▶ Given entries:
○ ○ ○ ○

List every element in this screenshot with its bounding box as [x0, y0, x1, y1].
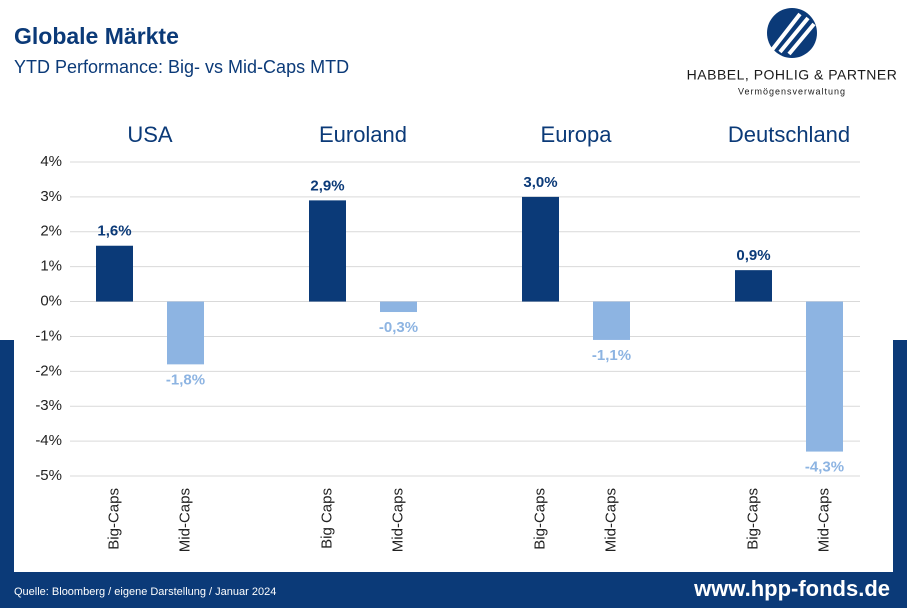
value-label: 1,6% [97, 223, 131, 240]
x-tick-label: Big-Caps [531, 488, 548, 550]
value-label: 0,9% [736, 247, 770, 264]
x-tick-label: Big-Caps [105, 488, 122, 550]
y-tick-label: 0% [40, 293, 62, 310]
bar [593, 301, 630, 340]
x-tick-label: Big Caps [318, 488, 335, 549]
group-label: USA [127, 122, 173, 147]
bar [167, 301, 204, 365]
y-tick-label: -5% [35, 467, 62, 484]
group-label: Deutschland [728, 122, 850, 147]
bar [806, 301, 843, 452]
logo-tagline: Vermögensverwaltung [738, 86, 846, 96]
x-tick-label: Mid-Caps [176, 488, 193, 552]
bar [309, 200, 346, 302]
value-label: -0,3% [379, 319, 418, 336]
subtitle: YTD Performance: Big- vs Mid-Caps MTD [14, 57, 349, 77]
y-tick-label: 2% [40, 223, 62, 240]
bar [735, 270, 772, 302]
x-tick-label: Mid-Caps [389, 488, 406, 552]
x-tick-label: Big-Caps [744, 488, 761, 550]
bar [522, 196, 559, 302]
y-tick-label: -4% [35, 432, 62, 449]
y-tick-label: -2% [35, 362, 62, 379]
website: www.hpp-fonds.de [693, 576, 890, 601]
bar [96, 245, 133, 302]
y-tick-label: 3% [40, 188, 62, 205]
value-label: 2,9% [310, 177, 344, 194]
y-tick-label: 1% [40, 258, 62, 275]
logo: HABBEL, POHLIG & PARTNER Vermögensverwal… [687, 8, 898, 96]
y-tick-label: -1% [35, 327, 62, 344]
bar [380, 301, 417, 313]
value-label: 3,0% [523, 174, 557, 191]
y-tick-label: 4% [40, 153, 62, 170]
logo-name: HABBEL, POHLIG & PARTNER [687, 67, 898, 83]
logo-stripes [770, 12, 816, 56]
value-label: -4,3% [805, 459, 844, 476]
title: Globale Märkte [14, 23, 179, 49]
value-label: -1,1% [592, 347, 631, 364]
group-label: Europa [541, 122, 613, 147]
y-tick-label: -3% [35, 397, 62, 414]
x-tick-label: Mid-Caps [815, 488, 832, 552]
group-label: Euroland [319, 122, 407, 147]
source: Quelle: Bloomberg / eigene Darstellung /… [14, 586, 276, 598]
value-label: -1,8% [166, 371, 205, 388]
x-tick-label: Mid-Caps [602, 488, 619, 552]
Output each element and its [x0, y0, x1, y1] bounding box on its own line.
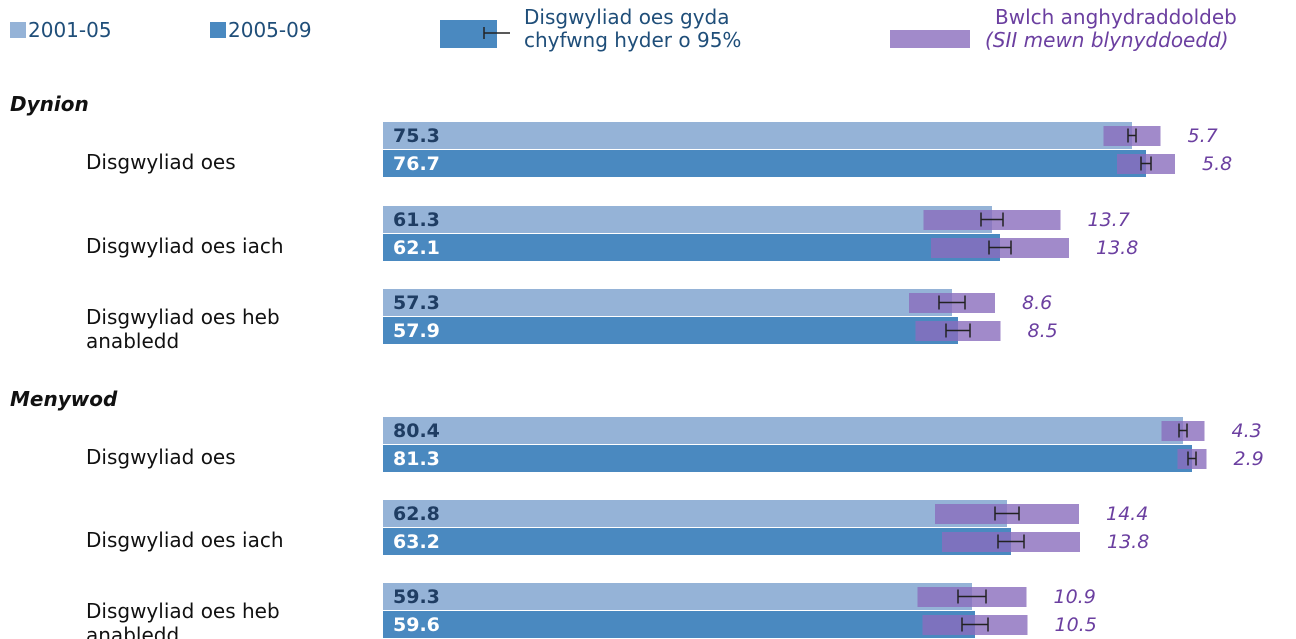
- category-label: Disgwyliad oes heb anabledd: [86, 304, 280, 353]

○ ○ ○ ○

▶ Short task: Copy every line of the data above word for word, leaving out the pictures.

▶ Task result:
List every element in this screenshot with its bounding box as [x0, y0, x1, y1].
value-label: 1,6% [97, 223, 131, 240]
x-tick-label: Big-Caps [531, 488, 548, 550]
value-label: 0,9% [736, 247, 770, 264]
x-tick-label: Big-Caps [105, 488, 122, 550]
y-tick-label: 0% [40, 293, 62, 310]
bar [593, 301, 630, 340]
x-tick-label: Big Caps [318, 488, 335, 549]
group-label: USA [127, 122, 173, 147]
bar [167, 301, 204, 365]
y-tick-label: -5% [35, 467, 62, 484]
group-label: Deutschland [728, 122, 850, 147]
bar [806, 301, 843, 452]
logo-tagline: Vermögensverwaltung [738, 86, 846, 96]
x-tick-label: Mid-Caps [176, 488, 193, 552]
bar [309, 200, 346, 302]
value-label: -0,3% [379, 319, 418, 336]
subtitle: YTD Performance: Big- vs Mid-Caps MTD [14, 57, 349, 77]
y-tick-label: 2% [40, 223, 62, 240]
bar [735, 270, 772, 302]
x-tick-label: Mid-Caps [389, 488, 406, 552]
x-tick-label: Big-Caps [744, 488, 761, 550]
bar [522, 196, 559, 302]
y-tick-label: -4% [35, 432, 62, 449]
y-tick-label: -2% [35, 362, 62, 379]
website: www.hpp-fonds.de [693, 576, 890, 601]
bar [96, 245, 133, 302]
y-tick-label: 3% [40, 188, 62, 205]
value-label: 2,9% [310, 177, 344, 194]
y-tick-label: 1% [40, 258, 62, 275]
logo: HABBEL, POHLIG & PARTNER Vermögensverwal… [687, 8, 898, 96]
y-tick-label: -1% [35, 327, 62, 344]
bar [380, 301, 417, 313]
value-label: 3,0% [523, 174, 557, 191]
y-tick-label: 4% [40, 153, 62, 170]
logo-name: HABBEL, POHLIG & PARTNER [687, 67, 898, 83]
logo-stripes [770, 12, 816, 56]
value-label: -4,3% [805, 459, 844, 476]
title: Globale Märkte [14, 23, 179, 49]
value-label: -1,1% [592, 347, 631, 364]
group-label: Europa [541, 122, 613, 147]
y-tick-label: -3% [35, 397, 62, 414]
x-tick-label: Mid-Caps [815, 488, 832, 552]
group-label: Euroland [319, 122, 407, 147]
source: Quelle: Bloomberg / eigene Darstellung /… [14, 586, 276, 598]
value-label: -1,8% [166, 371, 205, 388]
x-tick-label: Mid-Caps [602, 488, 619, 552]
Output each element and its [x0, y0, x1, y1] bounding box on its own line.
- category-label: Disgwyliad oes heb anabledd: [86, 304, 280, 353]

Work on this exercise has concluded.